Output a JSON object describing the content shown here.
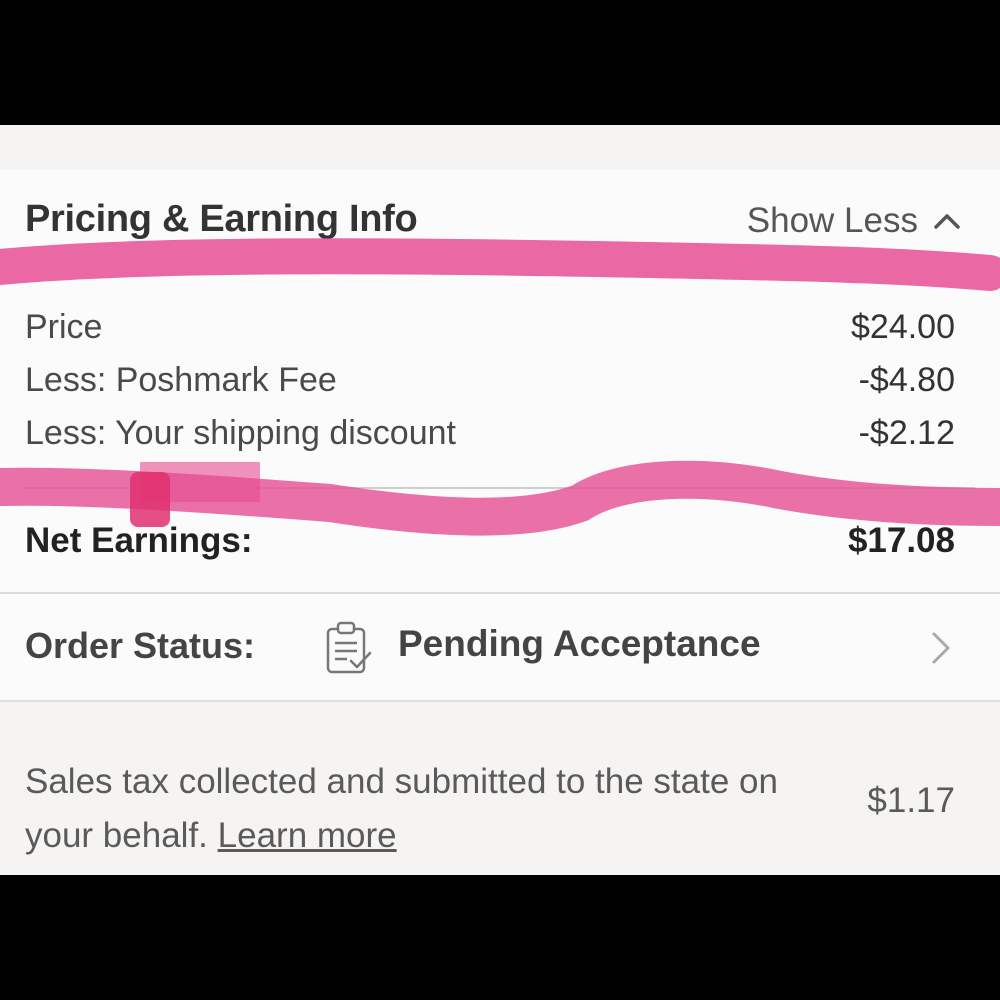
{
  "pricing": {
    "title": "Pricing & Earning Info",
    "toggle_label": "Show Less",
    "rows": [
      {
        "label": "Price",
        "value": "$24.00"
      },
      {
        "label": "Less: Poshmark Fee",
        "value": "-$4.80"
      },
      {
        "label": "Less: Your shipping discount",
        "value": "-$2.12"
      }
    ],
    "net_label": "Net Earnings:",
    "net_value": "$17.08"
  },
  "order_status": {
    "label": "Order Status:",
    "value": "Pending Acceptance",
    "icon": "clipboard-check-icon"
  },
  "tax": {
    "text": "Sales tax collected and submitted to the state on your behalf.",
    "link": "Learn more",
    "value": "$1.17"
  },
  "colors": {
    "highlight": "#e64d93",
    "text": "#333333"
  }
}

Objective >>
Return all of the entries exactly as written, but drop any pictures they hold.

Expected answer >>
Output a JSON object describing the content shown here.
{
  "pricing": {
    "title": "Pricing & Earning Info",
    "toggle_label": "Show Less",
    "rows": [
      {
        "label": "Price",
        "value": "$24.00"
      },
      {
        "label": "Less: Poshmark Fee",
        "value": "-$4.80"
      },
      {
        "label": "Less: Your shipping discount",
        "value": "-$2.12"
      }
    ],
    "net_label": "Net Earnings:",
    "net_value": "$17.08"
  },
  "order_status": {
    "label": "Order Status:",
    "value": "Pending Acceptance",
    "icon": "clipboard-check-icon"
  },
  "tax": {
    "text": "Sales tax collected and submitted to the state on your behalf.",
    "link": "Learn more",
    "value": "$1.17"
  },
  "colors": {
    "highlight": "#e64d93",
    "text": "#333333"
  }
}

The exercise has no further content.